WORKING DATA –

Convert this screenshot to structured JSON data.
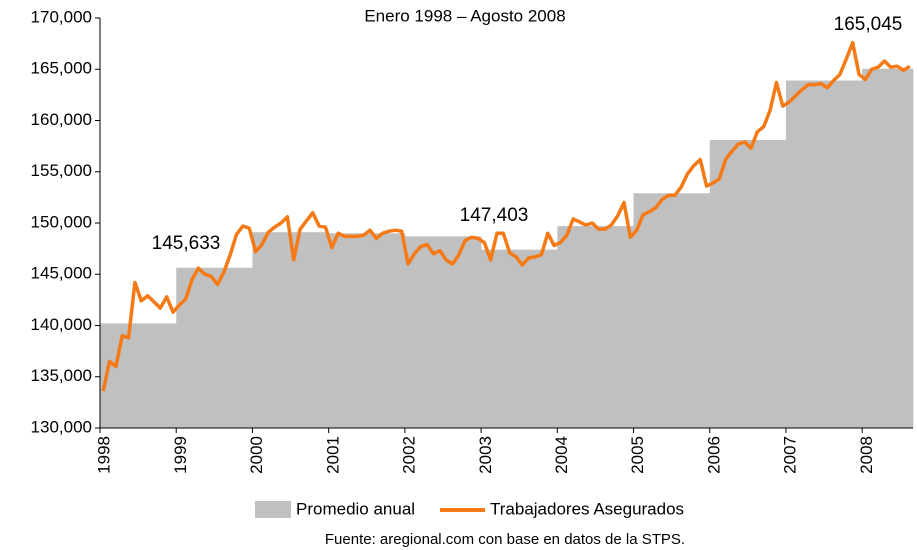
{
  "chart_data": {
    "type": "bar",
    "title": "Enero 1998 – Agosto 2008",
    "source": "Fuente: aregional.com con base en datos de la STPS.",
    "annotations": [
      "145,633",
      "147,403",
      "165,045"
    ],
    "categories": [
      "1998",
      null,
      null,
      null,
      null,
      null,
      null,
      null,
      null,
      null,
      null,
      null,
      "1999",
      null,
      null,
      null,
      null,
      null,
      null,
      null,
      null,
      null,
      null,
      null,
      "2000",
      null,
      null,
      null,
      null,
      null,
      null,
      null,
      null,
      null,
      null,
      null,
      "2001",
      null,
      null,
      null,
      null,
      null,
      null,
      null,
      null,
      null,
      null,
      null,
      "2002",
      null,
      null,
      null,
      null,
      null,
      null,
      null,
      null,
      null,
      null,
      null,
      "2003",
      null,
      null,
      null,
      null,
      null,
      null,
      null,
      null,
      null,
      null,
      null,
      "2004",
      null,
      null,
      null,
      null,
      null,
      null,
      null,
      null,
      null,
      null,
      null,
      "2005",
      null,
      null,
      null,
      null,
      null,
      null,
      null,
      null,
      null,
      null,
      null,
      "2006",
      null,
      null,
      null,
      null,
      null,
      null,
      null,
      null,
      null,
      null,
      null,
      "2007",
      null,
      null,
      null,
      null,
      null,
      null,
      null,
      null,
      null,
      null,
      null,
      "2008",
      null,
      null,
      null,
      null,
      null,
      null,
      null
    ],
    "series": [
      {
        "name": "Promedio anual",
        "color": "#c0c0c0",
        "type": "bar",
        "values": [
          140200,
          140200,
          140200,
          140200,
          140200,
          140200,
          140200,
          140200,
          140200,
          140200,
          140200,
          140200,
          145633,
          145633,
          145633,
          145633,
          145633,
          145633,
          145633,
          145633,
          145633,
          145633,
          145633,
          145633,
          149100,
          149100,
          149100,
          149100,
          149100,
          149100,
          149100,
          149100,
          149100,
          149100,
          149100,
          149100,
          149000,
          149000,
          149000,
          149000,
          149000,
          149000,
          149000,
          149000,
          149000,
          149000,
          149000,
          149000,
          148700,
          148700,
          148700,
          148700,
          148700,
          148700,
          148700,
          148700,
          148700,
          148700,
          148700,
          148700,
          147403,
          147403,
          147403,
          147403,
          147403,
          147403,
          147403,
          147403,
          147403,
          147403,
          147403,
          147403,
          149700,
          149700,
          149700,
          149700,
          149700,
          149700,
          149700,
          149700,
          149700,
          149700,
          149700,
          149700,
          152900,
          152900,
          152900,
          152900,
          152900,
          152900,
          152900,
          152900,
          152900,
          152900,
          152900,
          152900,
          158100,
          158100,
          158100,
          158100,
          158100,
          158100,
          158100,
          158100,
          158100,
          158100,
          158100,
          158100,
          163900,
          163900,
          163900,
          163900,
          163900,
          163900,
          163900,
          163900,
          163900,
          163900,
          163900,
          163900,
          165045,
          165045,
          165045,
          165045,
          165045,
          165045,
          165045,
          165045
        ]
      },
      {
        "name": "Trabajadores Asegurados",
        "color": "#f57a16",
        "type": "line",
        "values": [
          133600,
          136500,
          136000,
          139000,
          138800,
          144200,
          142400,
          142900,
          142300,
          141700,
          142800,
          141300,
          142000,
          142600,
          144500,
          145600,
          145000,
          144800,
          144000,
          145200,
          146900,
          148900,
          149700,
          149500,
          147200,
          147900,
          149100,
          149600,
          150000,
          150600,
          146400,
          149400,
          150200,
          151000,
          149700,
          149600,
          147600,
          149000,
          148700,
          148700,
          148700,
          148800,
          149300,
          148500,
          149000,
          149200,
          149300,
          149200,
          146000,
          147000,
          147700,
          147900,
          147000,
          147300,
          146400,
          146000,
          146900,
          148300,
          148600,
          148500,
          148100,
          146400,
          149000,
          149000,
          147100,
          146700,
          145900,
          146600,
          146700,
          146900,
          149000,
          147800,
          148100,
          148800,
          150400,
          150100,
          149800,
          150000,
          149400,
          149400,
          149800,
          150700,
          152000,
          148600,
          149300,
          150800,
          151100,
          151500,
          152300,
          152700,
          152700,
          153500,
          154800,
          155600,
          156200,
          153600,
          153900,
          154300,
          156200,
          157000,
          157700,
          157900,
          157300,
          158900,
          159400,
          161000,
          163700,
          161400,
          161800,
          162400,
          163000,
          163500,
          163500,
          163600,
          163200,
          163900,
          164500,
          166000,
          167600,
          164500,
          164000,
          165000,
          165200,
          165800,
          165200,
          165300,
          164900,
          165300
        ]
      }
    ],
    "ylim": [
      130000,
      170000
    ],
    "yticks": [
      {
        "value": 130000,
        "label": "130,000"
      },
      {
        "value": 135000,
        "label": "135,000"
      },
      {
        "value": 140000,
        "label": "140,000"
      },
      {
        "value": 145000,
        "label": "145,000"
      },
      {
        "value": 150000,
        "label": "150,000"
      },
      {
        "value": 155000,
        "label": "155,000"
      },
      {
        "value": 160000,
        "label": "160,000"
      },
      {
        "value": 165000,
        "label": "165,000"
      },
      {
        "value": 170000,
        "label": "170,000"
      }
    ],
    "grid": false
  }
}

JOB – Check every line of the records above for the string "name" and say how many contain it, giving the number alone.

ANSWER TO THE EXERCISE – 2